=== Section Start ===
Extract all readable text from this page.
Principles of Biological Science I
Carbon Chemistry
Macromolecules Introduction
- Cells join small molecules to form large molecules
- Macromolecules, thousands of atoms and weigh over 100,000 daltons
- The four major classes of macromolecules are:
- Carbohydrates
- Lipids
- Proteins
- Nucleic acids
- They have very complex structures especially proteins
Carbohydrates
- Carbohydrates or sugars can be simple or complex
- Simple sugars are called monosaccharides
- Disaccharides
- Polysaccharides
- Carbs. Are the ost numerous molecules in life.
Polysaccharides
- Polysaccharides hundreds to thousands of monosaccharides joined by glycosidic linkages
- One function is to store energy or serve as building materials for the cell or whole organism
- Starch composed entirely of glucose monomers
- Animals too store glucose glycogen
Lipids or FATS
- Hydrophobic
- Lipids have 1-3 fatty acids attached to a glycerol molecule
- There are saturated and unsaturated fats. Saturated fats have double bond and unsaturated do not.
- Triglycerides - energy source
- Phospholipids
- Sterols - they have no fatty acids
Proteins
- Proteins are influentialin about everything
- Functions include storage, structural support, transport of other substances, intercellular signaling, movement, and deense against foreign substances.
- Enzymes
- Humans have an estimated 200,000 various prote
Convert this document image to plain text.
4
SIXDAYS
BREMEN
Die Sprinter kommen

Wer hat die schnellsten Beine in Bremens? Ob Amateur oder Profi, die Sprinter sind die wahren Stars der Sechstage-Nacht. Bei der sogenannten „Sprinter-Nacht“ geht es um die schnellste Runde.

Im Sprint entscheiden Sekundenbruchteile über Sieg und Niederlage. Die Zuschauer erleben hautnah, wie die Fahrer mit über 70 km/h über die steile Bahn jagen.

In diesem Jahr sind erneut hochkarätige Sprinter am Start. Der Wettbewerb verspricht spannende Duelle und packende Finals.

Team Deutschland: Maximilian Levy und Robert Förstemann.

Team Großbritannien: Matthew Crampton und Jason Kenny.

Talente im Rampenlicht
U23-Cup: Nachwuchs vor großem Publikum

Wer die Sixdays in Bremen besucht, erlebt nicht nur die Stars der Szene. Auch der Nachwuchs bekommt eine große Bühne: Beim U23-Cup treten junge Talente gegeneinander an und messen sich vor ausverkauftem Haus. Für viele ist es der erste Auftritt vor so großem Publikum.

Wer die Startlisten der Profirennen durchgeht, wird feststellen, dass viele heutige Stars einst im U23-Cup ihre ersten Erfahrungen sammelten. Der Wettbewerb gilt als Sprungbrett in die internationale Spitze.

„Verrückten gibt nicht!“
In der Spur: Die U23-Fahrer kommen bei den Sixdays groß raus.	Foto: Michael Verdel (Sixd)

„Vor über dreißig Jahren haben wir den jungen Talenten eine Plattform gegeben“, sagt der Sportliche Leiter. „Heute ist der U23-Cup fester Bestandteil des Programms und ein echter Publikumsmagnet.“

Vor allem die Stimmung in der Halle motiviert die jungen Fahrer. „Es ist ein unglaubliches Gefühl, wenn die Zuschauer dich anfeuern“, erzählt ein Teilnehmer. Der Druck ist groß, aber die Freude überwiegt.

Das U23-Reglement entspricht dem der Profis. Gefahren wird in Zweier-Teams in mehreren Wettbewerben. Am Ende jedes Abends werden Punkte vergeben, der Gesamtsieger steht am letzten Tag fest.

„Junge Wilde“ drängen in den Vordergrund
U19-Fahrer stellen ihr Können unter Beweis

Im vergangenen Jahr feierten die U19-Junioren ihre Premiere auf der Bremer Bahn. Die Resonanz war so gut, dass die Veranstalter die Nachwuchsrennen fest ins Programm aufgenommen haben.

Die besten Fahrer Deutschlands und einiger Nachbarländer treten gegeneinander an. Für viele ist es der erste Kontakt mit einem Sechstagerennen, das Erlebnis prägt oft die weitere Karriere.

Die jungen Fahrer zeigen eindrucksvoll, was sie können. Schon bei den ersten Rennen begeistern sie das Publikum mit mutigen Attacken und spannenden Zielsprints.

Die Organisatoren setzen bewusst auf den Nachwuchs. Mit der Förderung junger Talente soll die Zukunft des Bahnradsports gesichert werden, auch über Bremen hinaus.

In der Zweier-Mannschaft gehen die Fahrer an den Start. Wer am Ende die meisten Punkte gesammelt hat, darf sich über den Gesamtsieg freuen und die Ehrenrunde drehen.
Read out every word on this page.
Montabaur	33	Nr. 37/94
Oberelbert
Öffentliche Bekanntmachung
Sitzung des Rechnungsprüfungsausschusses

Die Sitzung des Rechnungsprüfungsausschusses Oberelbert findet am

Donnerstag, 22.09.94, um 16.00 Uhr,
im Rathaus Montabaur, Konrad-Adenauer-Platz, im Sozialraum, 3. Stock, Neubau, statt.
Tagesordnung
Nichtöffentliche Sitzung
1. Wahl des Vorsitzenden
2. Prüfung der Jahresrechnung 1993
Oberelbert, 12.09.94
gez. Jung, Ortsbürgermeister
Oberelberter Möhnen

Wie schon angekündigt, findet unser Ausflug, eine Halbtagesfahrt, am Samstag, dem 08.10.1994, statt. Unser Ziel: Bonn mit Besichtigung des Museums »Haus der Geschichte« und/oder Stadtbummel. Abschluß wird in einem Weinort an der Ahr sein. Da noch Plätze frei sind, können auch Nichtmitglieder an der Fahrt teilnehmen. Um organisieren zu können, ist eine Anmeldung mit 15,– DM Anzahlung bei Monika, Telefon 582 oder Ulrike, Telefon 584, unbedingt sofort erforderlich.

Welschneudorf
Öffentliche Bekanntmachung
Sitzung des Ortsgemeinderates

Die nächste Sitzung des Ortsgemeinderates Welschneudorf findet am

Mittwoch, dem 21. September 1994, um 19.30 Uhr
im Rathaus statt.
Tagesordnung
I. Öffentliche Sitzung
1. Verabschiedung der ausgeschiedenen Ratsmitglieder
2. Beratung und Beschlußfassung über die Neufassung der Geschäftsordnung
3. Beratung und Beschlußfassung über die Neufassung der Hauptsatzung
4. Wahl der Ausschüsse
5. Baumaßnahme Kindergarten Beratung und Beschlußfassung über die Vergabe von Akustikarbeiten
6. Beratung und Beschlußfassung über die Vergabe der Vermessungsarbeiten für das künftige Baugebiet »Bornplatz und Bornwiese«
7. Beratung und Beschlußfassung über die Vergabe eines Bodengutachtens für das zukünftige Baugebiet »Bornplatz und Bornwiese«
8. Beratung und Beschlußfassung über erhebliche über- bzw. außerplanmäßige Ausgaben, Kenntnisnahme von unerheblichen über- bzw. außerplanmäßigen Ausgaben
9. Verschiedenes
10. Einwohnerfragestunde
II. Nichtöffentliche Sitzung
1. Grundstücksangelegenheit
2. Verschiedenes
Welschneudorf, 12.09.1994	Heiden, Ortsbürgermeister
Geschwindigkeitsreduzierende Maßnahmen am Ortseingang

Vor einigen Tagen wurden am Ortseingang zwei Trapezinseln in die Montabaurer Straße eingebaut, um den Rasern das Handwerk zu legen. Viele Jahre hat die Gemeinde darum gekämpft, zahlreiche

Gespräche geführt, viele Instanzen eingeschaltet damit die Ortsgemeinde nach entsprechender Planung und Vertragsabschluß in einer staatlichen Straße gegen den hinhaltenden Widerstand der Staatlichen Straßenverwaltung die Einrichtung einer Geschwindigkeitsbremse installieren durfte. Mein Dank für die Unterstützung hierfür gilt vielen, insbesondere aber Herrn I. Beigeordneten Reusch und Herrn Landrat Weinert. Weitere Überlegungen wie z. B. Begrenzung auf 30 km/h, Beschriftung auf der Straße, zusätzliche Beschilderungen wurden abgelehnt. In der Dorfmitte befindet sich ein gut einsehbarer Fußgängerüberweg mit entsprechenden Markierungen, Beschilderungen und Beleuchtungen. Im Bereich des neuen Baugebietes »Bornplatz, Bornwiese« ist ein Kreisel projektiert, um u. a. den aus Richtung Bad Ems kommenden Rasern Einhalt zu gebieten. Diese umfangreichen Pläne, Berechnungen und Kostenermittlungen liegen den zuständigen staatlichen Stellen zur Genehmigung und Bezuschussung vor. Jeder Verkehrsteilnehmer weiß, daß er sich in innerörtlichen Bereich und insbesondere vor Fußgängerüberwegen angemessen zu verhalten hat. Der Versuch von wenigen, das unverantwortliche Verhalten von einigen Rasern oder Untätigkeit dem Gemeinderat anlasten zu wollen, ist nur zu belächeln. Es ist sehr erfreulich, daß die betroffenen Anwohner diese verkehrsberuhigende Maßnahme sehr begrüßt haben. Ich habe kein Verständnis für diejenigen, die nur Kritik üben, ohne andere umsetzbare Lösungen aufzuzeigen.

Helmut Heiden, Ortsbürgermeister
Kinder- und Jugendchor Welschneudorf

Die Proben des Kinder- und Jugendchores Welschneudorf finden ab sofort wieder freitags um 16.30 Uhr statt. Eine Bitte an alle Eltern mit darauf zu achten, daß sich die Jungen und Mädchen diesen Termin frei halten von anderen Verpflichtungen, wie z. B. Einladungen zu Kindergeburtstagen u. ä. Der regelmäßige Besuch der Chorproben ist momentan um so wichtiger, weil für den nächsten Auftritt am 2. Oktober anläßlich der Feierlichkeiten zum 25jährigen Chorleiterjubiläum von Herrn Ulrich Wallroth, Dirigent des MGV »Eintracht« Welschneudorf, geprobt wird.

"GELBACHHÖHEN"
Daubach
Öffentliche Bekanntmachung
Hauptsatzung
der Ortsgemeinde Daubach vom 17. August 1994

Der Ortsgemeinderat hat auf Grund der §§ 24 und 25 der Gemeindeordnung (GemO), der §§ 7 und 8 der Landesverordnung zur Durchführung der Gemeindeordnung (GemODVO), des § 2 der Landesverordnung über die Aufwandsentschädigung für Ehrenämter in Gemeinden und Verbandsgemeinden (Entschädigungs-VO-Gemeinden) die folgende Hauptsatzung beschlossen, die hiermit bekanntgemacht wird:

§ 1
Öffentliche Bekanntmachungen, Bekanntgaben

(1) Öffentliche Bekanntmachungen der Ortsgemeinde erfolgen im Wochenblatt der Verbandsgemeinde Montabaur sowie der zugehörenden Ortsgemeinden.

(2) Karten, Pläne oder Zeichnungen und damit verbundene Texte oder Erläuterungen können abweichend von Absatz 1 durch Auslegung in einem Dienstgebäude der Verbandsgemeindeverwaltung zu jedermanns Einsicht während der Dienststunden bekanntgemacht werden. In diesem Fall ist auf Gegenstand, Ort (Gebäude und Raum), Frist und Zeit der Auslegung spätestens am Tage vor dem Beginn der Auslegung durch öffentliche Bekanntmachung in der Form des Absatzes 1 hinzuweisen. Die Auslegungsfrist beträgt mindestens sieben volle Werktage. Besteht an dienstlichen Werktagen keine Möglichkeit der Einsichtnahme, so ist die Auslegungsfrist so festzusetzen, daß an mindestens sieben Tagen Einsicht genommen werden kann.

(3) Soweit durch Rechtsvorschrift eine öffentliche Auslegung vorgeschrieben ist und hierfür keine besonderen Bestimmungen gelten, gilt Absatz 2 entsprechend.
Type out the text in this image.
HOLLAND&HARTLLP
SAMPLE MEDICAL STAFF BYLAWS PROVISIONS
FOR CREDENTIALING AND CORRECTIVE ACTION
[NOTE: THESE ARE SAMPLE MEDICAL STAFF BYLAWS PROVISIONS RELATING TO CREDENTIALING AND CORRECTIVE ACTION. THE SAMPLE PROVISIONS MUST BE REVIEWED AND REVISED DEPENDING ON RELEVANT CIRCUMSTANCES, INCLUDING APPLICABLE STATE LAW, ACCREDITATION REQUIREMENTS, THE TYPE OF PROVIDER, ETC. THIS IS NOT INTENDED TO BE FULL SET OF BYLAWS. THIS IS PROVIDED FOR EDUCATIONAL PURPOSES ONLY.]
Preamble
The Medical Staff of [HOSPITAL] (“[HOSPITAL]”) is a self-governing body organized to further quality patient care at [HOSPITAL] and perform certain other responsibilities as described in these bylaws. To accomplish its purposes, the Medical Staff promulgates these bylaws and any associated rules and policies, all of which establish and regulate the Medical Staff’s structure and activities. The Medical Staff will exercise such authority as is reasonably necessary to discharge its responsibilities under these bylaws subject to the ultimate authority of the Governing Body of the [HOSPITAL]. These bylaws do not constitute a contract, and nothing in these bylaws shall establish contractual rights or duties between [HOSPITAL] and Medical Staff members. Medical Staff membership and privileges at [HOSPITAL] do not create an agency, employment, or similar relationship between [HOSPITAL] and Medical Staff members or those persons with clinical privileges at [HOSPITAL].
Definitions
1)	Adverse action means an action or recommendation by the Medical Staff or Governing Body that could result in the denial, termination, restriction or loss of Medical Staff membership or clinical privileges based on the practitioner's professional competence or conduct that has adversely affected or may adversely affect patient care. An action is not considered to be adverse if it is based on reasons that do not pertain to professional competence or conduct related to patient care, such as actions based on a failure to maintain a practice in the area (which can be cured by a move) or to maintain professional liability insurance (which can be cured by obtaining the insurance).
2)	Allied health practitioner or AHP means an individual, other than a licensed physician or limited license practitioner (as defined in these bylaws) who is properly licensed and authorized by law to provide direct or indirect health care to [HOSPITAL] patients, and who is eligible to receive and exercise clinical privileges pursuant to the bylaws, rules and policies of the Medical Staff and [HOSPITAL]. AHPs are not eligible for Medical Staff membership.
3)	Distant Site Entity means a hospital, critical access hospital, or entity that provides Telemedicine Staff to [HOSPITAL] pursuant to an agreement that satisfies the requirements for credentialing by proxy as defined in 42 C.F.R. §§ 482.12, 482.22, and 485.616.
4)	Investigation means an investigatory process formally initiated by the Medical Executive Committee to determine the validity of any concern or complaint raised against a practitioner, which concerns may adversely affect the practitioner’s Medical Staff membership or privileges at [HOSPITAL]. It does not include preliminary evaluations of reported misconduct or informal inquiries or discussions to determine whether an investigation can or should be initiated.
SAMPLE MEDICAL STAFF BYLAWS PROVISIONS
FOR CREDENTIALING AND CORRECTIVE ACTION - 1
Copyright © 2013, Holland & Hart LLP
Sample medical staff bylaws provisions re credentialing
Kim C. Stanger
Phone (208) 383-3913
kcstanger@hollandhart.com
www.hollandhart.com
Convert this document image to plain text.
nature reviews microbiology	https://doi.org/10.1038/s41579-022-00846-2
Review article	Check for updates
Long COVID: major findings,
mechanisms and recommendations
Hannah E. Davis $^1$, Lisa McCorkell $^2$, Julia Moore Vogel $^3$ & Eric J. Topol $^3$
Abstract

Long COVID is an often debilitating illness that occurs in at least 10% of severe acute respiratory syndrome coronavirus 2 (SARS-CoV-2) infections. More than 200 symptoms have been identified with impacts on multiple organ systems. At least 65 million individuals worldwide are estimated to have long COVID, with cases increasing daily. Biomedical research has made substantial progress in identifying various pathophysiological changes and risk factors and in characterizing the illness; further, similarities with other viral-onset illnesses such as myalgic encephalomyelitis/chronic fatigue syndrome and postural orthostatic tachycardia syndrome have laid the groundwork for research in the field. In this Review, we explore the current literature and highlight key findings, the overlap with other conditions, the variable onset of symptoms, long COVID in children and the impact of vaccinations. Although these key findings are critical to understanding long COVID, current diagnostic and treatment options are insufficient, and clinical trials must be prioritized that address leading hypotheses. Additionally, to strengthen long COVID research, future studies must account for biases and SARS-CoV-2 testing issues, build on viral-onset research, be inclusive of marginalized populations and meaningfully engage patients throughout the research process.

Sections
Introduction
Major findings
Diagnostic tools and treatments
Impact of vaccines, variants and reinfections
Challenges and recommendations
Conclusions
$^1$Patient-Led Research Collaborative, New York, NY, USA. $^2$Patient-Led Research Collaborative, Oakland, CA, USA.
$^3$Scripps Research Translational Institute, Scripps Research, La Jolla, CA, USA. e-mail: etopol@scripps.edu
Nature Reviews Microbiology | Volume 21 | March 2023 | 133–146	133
=== Section End ===
# Required action
In the records shown above, how many lines include the word "Daubach"? Answer with the number only.

# Answer area
2